═════ Extracted data

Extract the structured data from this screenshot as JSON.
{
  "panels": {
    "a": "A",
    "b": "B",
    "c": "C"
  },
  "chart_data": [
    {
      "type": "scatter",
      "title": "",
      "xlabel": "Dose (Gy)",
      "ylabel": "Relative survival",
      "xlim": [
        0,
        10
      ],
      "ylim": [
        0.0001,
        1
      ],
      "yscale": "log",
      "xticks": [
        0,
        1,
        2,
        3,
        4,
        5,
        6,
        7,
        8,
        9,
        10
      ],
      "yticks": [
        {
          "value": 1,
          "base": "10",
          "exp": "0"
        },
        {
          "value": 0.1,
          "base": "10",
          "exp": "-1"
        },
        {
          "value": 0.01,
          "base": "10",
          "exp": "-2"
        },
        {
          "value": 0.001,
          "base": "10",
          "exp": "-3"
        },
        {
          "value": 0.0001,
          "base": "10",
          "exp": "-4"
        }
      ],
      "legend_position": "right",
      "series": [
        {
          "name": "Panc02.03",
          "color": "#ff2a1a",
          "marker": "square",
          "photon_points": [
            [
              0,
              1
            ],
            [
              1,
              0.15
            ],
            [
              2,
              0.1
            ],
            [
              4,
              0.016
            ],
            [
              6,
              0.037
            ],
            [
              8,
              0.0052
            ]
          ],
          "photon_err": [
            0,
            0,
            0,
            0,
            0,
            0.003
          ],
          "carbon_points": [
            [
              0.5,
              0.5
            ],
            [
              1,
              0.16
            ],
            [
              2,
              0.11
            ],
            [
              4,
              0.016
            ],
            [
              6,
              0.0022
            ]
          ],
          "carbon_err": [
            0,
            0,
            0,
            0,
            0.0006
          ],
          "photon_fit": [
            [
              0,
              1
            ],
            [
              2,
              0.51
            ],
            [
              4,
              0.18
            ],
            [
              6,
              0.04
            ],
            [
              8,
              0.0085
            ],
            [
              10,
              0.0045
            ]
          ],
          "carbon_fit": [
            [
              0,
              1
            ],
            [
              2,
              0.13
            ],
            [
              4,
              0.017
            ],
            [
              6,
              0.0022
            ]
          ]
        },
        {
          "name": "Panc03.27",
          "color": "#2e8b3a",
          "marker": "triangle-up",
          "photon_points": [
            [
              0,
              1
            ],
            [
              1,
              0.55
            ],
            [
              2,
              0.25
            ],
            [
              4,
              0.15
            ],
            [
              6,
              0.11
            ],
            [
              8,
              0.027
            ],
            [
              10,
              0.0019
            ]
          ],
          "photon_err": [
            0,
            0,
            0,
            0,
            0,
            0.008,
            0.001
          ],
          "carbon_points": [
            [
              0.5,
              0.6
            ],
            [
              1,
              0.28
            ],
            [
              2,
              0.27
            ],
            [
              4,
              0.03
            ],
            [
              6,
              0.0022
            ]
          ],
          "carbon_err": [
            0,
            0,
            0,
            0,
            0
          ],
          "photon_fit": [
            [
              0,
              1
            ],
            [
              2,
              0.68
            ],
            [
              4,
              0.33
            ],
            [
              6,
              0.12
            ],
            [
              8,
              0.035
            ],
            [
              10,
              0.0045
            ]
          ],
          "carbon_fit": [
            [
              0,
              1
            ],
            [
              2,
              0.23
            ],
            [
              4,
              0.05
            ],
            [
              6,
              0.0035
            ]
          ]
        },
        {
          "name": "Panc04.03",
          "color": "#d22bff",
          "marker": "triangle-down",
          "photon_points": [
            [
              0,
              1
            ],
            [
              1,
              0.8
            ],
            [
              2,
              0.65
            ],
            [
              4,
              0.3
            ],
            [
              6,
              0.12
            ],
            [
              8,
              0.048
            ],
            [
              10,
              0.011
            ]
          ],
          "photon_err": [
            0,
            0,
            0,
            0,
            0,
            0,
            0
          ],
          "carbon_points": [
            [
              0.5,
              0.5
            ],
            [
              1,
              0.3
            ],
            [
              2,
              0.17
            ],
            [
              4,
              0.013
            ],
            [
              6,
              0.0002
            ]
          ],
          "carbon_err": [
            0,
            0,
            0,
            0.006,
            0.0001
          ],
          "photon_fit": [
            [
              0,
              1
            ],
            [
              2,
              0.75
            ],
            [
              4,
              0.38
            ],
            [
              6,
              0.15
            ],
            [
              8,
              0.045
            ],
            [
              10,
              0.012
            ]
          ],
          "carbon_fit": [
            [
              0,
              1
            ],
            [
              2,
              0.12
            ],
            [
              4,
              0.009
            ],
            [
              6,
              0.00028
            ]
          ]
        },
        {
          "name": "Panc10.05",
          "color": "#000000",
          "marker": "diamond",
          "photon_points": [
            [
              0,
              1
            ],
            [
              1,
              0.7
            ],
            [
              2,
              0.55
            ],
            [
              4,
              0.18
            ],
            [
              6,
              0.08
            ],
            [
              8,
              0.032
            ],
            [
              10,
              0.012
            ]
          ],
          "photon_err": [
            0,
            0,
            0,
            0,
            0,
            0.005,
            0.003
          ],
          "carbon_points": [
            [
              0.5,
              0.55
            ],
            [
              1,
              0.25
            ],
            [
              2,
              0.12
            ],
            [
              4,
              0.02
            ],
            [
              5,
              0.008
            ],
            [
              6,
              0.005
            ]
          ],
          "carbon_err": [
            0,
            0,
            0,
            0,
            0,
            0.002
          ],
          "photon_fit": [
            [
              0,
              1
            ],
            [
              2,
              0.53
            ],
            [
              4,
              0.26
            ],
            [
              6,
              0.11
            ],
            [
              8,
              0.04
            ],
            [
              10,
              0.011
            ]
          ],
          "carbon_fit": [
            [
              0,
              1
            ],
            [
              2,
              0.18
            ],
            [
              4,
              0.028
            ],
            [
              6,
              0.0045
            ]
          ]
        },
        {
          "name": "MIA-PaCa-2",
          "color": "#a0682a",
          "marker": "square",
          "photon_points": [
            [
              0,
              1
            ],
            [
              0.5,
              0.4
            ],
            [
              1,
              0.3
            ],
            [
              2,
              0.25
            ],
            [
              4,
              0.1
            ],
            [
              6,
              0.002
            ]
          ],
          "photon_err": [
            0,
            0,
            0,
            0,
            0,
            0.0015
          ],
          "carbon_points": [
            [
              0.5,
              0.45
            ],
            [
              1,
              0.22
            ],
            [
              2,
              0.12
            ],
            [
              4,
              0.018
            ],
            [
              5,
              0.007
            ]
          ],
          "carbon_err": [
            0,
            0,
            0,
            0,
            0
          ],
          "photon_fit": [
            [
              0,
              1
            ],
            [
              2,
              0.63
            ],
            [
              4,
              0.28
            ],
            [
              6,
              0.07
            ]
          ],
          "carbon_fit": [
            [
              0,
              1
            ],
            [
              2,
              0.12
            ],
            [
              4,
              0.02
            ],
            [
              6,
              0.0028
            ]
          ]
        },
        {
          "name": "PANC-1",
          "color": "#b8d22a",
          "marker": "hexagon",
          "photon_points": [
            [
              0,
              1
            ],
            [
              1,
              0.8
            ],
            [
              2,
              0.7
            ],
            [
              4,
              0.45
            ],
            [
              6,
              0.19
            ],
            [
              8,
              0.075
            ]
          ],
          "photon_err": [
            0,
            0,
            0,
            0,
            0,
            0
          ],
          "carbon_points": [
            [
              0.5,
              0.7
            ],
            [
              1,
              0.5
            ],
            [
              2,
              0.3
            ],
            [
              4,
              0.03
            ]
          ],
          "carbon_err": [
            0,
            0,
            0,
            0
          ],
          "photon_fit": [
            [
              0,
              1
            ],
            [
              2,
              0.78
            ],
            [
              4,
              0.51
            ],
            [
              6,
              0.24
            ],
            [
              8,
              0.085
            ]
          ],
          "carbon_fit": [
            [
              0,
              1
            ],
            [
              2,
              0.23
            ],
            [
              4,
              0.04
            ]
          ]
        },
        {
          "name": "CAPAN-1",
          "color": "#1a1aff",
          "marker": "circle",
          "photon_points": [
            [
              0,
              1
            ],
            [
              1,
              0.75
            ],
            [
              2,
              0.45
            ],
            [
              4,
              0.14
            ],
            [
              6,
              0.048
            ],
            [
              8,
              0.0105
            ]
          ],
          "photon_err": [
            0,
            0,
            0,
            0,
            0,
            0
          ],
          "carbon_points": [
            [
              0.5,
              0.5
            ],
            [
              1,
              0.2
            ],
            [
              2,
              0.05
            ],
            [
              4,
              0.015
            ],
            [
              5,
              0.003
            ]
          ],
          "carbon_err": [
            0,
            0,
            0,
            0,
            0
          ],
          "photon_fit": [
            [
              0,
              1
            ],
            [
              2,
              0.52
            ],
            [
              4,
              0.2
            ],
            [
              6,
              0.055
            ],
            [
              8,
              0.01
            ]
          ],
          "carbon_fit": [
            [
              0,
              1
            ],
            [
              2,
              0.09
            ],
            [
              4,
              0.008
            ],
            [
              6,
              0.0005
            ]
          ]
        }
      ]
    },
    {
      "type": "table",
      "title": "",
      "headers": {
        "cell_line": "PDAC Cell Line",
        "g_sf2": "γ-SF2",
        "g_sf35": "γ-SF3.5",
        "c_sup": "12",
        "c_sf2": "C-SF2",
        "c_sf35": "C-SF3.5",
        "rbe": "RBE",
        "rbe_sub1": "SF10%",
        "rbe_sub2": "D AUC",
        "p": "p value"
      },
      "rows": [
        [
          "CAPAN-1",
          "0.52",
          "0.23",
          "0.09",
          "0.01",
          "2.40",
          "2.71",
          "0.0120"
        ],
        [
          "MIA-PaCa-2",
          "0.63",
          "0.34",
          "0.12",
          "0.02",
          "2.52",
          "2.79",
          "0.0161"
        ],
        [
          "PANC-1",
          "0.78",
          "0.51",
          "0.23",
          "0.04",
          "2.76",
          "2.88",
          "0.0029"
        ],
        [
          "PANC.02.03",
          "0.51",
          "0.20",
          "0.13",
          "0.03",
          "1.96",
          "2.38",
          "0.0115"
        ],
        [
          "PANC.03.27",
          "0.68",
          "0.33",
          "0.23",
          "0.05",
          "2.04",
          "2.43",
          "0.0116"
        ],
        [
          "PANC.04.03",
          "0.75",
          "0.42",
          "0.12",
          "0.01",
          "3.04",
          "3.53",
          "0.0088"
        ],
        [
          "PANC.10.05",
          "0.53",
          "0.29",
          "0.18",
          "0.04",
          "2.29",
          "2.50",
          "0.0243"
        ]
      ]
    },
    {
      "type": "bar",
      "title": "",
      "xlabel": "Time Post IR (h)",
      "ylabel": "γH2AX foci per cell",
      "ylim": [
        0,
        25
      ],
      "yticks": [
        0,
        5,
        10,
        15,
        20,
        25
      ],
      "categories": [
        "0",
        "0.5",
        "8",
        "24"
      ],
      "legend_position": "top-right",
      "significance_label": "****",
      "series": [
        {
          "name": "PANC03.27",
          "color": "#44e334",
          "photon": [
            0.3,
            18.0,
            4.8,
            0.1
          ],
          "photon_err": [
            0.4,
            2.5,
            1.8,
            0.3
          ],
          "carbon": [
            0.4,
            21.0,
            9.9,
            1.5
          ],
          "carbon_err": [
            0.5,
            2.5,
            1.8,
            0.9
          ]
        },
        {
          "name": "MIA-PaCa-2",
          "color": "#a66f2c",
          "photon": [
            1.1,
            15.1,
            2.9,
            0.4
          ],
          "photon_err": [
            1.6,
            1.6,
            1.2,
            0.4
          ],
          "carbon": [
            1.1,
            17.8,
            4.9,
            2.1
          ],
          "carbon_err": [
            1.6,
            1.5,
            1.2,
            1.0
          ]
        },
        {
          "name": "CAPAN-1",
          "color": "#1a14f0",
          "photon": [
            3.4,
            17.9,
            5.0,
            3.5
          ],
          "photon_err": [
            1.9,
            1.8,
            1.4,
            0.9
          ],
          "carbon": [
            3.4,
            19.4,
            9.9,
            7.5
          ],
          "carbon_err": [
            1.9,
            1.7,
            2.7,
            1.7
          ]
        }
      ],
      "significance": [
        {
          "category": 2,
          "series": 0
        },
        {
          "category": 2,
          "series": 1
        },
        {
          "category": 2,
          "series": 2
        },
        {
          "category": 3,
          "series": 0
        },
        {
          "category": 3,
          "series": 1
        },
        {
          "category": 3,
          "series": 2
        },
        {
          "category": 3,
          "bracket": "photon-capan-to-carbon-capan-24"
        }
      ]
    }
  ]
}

══════════

- _Goal_
In the listing above, how many lines include the word "color"? Answer with the number and nothing more.

- _Written answer_
10